Goal ::
In the passage about Omar's death, what does Gus run at the Sun in place of the possible story on the shooting?

━━━ Passage ━━━

This is also shown in other ways:

The news of Omar's passing travels slowly. Bunk is quickly on the scene, communing one last time with the one mope with whom, over the course of these five seasons, he had built an understanding. But Chris and Snoop, for once, are in the dark, dreaming up new plans to catch their foe while he's already on a slab. At the Sun, Gus spikes a possible story (death by shooting of a 34-year-old male) in favour of a few paragraphs on a house fire. McNutty, meanwhile, is more interested in Bunk's other news – a warrant for the arrest of Chris Partlow – and how it might affect Lester's wire.

Note that this is in part inspired by a real-life event:

At first, I was a little annoyed that Omar’s death slipped through the cracks at the Sun in the same way that the killings of Prop Joe and Hungry Man did—yeah, I thought, we get it, the point’s been made: the folks at the Sun, even Gus, have no clue what’s really happening in Baltimore. Upon further reflection, this made me realize something interesting: Simon admirably resisted the temptation to add a stand-in for himself to the fictional Sun staff—if he had, there would have been a reporter who knew full well what Omar’s death meant (in the behind-the-scenes book The Wire: Truth Be Told, Simon described the struggle he experienced when he fought his bosses — successfully — to be allowed to publish an obituary for the real-life Bubbles).


(It also shows how the system fails at all kinds of points.)

━━━ Supplied entries ━━━

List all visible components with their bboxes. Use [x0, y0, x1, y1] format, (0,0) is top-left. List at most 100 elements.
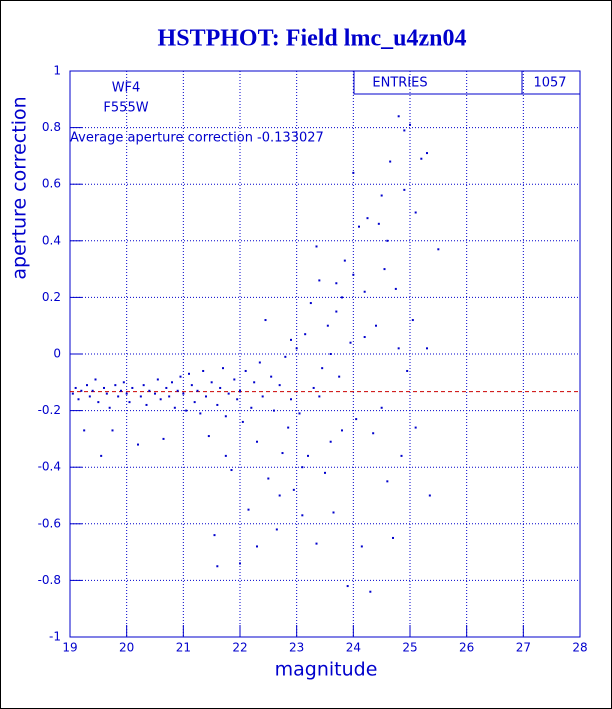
point: [301, 514, 304, 517]
point: [173, 406, 176, 409]
point: [380, 194, 383, 197]
point: [88, 395, 91, 398]
point: [292, 488, 295, 491]
point: [321, 367, 324, 370]
point: [111, 429, 114, 432]
point: [397, 115, 400, 118]
point: [287, 426, 290, 429]
point: [403, 188, 406, 191]
point: [377, 222, 380, 225]
x-tick-label: 20: [119, 641, 134, 655]
point: [278, 384, 281, 387]
point: [341, 429, 343, 432]
point: [352, 171, 355, 174]
point: [270, 375, 273, 378]
point: [122, 381, 125, 384]
point: [77, 398, 80, 401]
point: [145, 403, 148, 406]
x-tick-label: 21: [176, 641, 191, 655]
point: [406, 369, 409, 372]
point: [315, 542, 318, 545]
point: [267, 477, 270, 480]
point: [224, 454, 227, 457]
y-axis-label: aperture correction: [9, 96, 31, 279]
point: [392, 536, 394, 539]
point: [386, 480, 389, 483]
point: [366, 217, 369, 220]
point: [329, 353, 332, 355]
point: [114, 384, 117, 387]
point: [128, 401, 131, 404]
point: [125, 392, 128, 395]
point: [74, 386, 77, 389]
point: [213, 534, 216, 537]
point: [156, 378, 159, 381]
point: [264, 319, 267, 322]
y-tick-label: -0.6: [38, 516, 61, 530]
point: [397, 347, 400, 350]
point: [372, 432, 375, 435]
point: [171, 381, 173, 384]
point: [80, 389, 83, 392]
point: [190, 384, 193, 387]
point: [233, 378, 236, 381]
x-tick-label: 19: [62, 641, 77, 655]
point: [256, 545, 258, 548]
point: [315, 245, 318, 248]
point: [196, 389, 199, 392]
point: [142, 384, 145, 387]
point: [202, 369, 205, 372]
point: [375, 324, 377, 327]
y-tick-label: -0.8: [38, 573, 61, 587]
point: [414, 211, 417, 214]
y-tick-label: 0.6: [42, 177, 61, 191]
point: [216, 403, 219, 406]
point: [383, 268, 386, 271]
point: [176, 389, 179, 392]
point: [281, 452, 284, 455]
point: [258, 361, 261, 364]
point: [193, 401, 196, 404]
point: [343, 259, 346, 262]
point: [349, 341, 352, 344]
point: [117, 395, 120, 398]
point: [380, 406, 383, 409]
point: [241, 420, 244, 423]
point: [137, 443, 139, 446]
stats-value: 1057: [533, 76, 566, 91]
point: [341, 296, 343, 299]
point: [295, 347, 298, 350]
point: [148, 389, 151, 392]
y-tick-label: 0.4: [42, 233, 61, 247]
point: [239, 562, 241, 565]
x-tick-label: 24: [346, 641, 361, 655]
point: [411, 319, 414, 322]
point: [273, 409, 275, 412]
point: [71, 392, 74, 395]
x-tick-label: 25: [402, 641, 417, 655]
point: [168, 395, 171, 398]
point: [199, 412, 202, 415]
point: [97, 401, 100, 404]
point: [154, 392, 156, 395]
y-tick-label: -0.2: [38, 403, 61, 417]
point: [389, 160, 392, 163]
y-tick-label: 0.8: [42, 120, 61, 134]
point: [247, 508, 250, 511]
y-tick-label: 0.2: [42, 290, 61, 304]
point: [224, 415, 227, 418]
point: [358, 225, 360, 228]
point: [403, 129, 406, 132]
point: [236, 398, 239, 401]
point: [409, 123, 411, 126]
point: [94, 378, 97, 381]
point: [91, 389, 94, 392]
point: [261, 395, 264, 398]
point: [318, 395, 321, 398]
x-tick-label: 26: [459, 641, 474, 655]
x-tick-label: 28: [572, 641, 587, 655]
point: [346, 585, 349, 588]
point: [420, 157, 423, 160]
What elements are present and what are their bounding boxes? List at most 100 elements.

━━━

Solved problem ::
A few paragraphs on a house fire.